── RECORDED INFORMATION ──

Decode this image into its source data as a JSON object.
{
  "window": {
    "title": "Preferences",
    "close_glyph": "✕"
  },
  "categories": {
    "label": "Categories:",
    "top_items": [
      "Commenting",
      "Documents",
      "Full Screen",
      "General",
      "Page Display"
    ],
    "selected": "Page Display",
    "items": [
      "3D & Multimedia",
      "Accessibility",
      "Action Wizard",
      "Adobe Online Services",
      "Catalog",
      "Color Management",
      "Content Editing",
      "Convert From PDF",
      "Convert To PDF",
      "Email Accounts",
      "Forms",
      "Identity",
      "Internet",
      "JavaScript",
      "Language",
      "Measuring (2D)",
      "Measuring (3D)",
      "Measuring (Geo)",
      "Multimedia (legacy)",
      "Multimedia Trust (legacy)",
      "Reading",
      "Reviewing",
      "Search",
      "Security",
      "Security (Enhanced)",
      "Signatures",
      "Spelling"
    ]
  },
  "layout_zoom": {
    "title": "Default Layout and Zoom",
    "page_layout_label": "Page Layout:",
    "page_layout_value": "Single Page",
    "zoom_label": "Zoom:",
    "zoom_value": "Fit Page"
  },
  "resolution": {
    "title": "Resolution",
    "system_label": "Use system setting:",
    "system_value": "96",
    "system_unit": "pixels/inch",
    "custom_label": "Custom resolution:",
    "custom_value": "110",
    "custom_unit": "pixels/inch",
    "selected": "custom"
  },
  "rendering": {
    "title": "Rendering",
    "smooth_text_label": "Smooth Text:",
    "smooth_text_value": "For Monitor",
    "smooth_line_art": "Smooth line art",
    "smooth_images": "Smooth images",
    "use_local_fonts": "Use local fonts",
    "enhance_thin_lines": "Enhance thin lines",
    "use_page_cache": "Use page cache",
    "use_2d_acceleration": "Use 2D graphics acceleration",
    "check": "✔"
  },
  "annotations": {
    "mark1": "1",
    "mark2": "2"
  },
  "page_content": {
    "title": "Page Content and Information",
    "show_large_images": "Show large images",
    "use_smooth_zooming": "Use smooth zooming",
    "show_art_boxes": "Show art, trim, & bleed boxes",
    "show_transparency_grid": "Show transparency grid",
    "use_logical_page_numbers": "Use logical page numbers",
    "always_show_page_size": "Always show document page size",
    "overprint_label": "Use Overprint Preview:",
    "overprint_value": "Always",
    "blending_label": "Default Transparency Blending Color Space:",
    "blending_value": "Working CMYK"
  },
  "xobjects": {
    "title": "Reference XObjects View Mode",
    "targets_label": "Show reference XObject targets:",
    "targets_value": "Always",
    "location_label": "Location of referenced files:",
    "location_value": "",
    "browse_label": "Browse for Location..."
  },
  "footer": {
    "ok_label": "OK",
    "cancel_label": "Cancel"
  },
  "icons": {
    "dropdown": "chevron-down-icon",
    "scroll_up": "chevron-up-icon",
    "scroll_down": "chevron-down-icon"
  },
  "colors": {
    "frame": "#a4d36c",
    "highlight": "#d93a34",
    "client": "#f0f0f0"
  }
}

───

*GIVEN EXERCISE*:
Locate all lines that include the word "Always" and copy them out.

*SOLUTION TO THIS EXERCISE*:
    "always_show_page_size": "Always show document page size",
    "overprint_value": "Always",
    "targets_value": "Always",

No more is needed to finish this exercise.